- EXERCISE BRIEF -
Copy out the listing in full, exactly as written, but not its pictures.

(Data excerpts)
####

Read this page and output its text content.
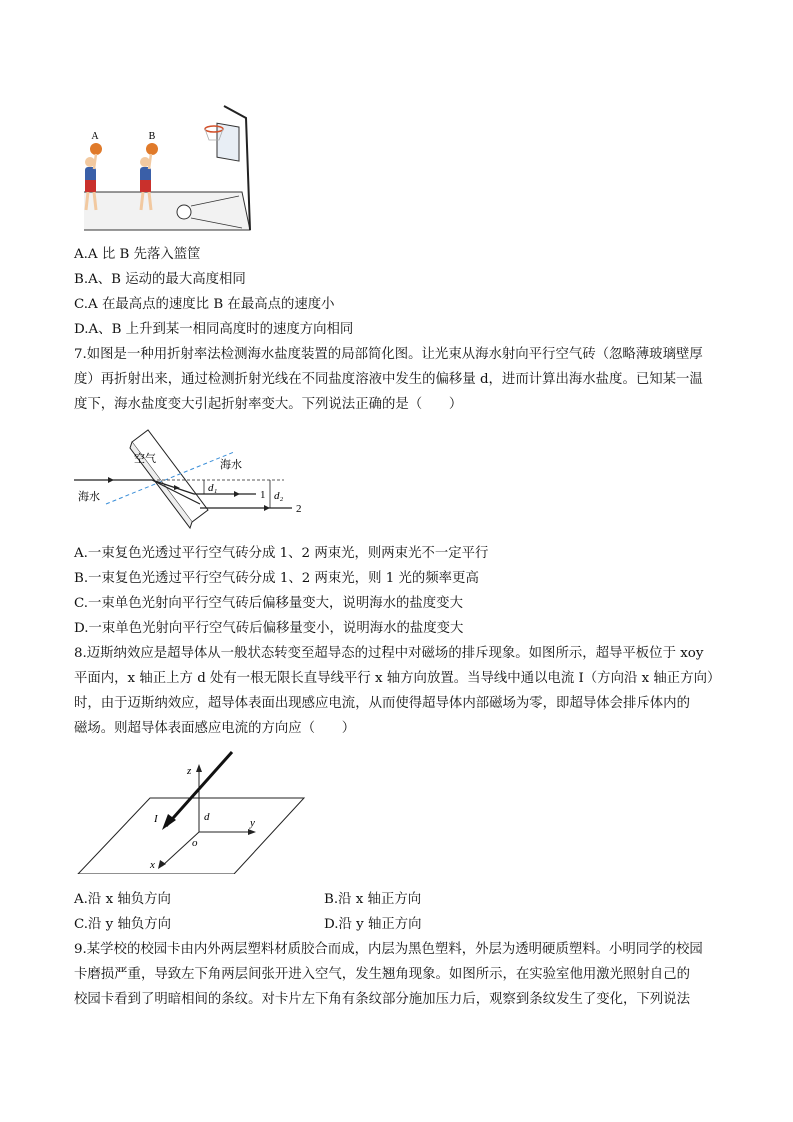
A	B
A.A 比 B 先落入篮筐
B.A、B 运动的最大高度相同
C.A 在最高点的速度比 B 在最高点的速度小
D.A、B 上升到某一相同高度时的速度方向相同
7.如图是一种用折射率法检测海水盐度装置的局部简化图。让光束从海水射向平行空气砖（忽略薄玻璃壁厚
度）再折射出来，通过检测折射光线在不同盐度溶液中发生的偏移量 d，进而计算出海水盐度。已知某一温
度下，海水盐度变大引起折射率变大。下列说法正确的是（　　）
空气	海水
海水
d₁
d₂
1
2
A.一束复色光透过平行空气砖分成 1、2 两束光，则两束光不一定平行
B.一束复色光透过平行空气砖分成 1、2 两束光，则 1 光的频率更高
C.一束单色光射向平行空气砖后偏移量变大，说明海水的盐度变大
D.一束单色光射向平行空气砖后偏移量变小，说明海水的盐度变大
8.迈斯纳效应是超导体从一般状态转变至超导态的过程中对磁场的排斥现象。如图所示，超导平板位于 xoy
平面内，x 轴正上方 d 处有一根无限长直导线平行 x 轴方向放置。当导线中通以电流 I（方向沿 x 轴正方向）
时，由于迈斯纳效应，超导体表面出现感应电流，从而使得超导体内部磁场为零，即超导体会排斥体内的
磁场。则超导体表面感应电流的方向应（　　）
z
y
x
o
d
I
A.沿 x 轴负方向	B.沿 x 轴正方向
C.沿 y 轴负方向	D.沿 y 轴正方向
9.某学校的校园卡由内外两层塑料材质胶合而成，内层为黑色塑料，外层为透明硬质塑料。小明同学的校园
卡磨损严重，导致左下角两层间张开进入空气，发生翘角现象。如图所示，在实验室他用激光照射自己的
校园卡看到了明暗相间的条纹。对卡片左下角有条纹部分施加压力后，观察到条纹发生了变化，下列说法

####

- TASK RESULT -
Read this page and output its text content.
A	B
A.A 比 B 先落入篮筐
B.A、B 运动的最大高度相同
C.A 在最高点的速度比 B 在最高点的速度小
D.A、B 上升到某一相同高度时的速度方向相同
7.如图是一种用折射率法检测海水盐度装置的局部简化图。让光束从海水射向平行空气砖（忽略薄玻璃壁厚
度）再折射出来，通过检测折射光线在不同盐度溶液中发生的偏移量 d，进而计算出海水盐度。已知某一温
度下，海水盐度变大引起折射率变大。下列说法正确的是（　　）
空气	海水
海水
d₁
d₂
1
2
A.一束复色光透过平行空气砖分成 1、2 两束光，则两束光不一定平行
B.一束复色光透过平行空气砖分成 1、2 两束光，则 1 光的频率更高
C.一束单色光射向平行空气砖后偏移量变大，说明海水的盐度变大
D.一束单色光射向平行空气砖后偏移量变小，说明海水的盐度变大
8.迈斯纳效应是超导体从一般状态转变至超导态的过程中对磁场的排斥现象。如图所示，超导平板位于 xoy
平面内，x 轴正上方 d 处有一根无限长直导线平行 x 轴方向放置。当导线中通以电流 I（方向沿 x 轴正方向）
时，由于迈斯纳效应，超导体表面出现感应电流，从而使得超导体内部磁场为零，即超导体会排斥体内的
磁场。则超导体表面感应电流的方向应（　　）
z
y
x
o
d
I
A.沿 x 轴负方向	B.沿 x 轴正方向
C.沿 y 轴负方向	D.沿 y 轴正方向
9.某学校的校园卡由内外两层塑料材质胶合而成，内层为黑色塑料，外层为透明硬质塑料。小明同学的校园
卡磨损严重，导致左下角两层间张开进入空气，发生翘角现象。如图所示，在实验室他用激光照射自己的
校园卡看到了明暗相间的条纹。对卡片左下角有条纹部分施加压力后，观察到条纹发生了变化，下列说法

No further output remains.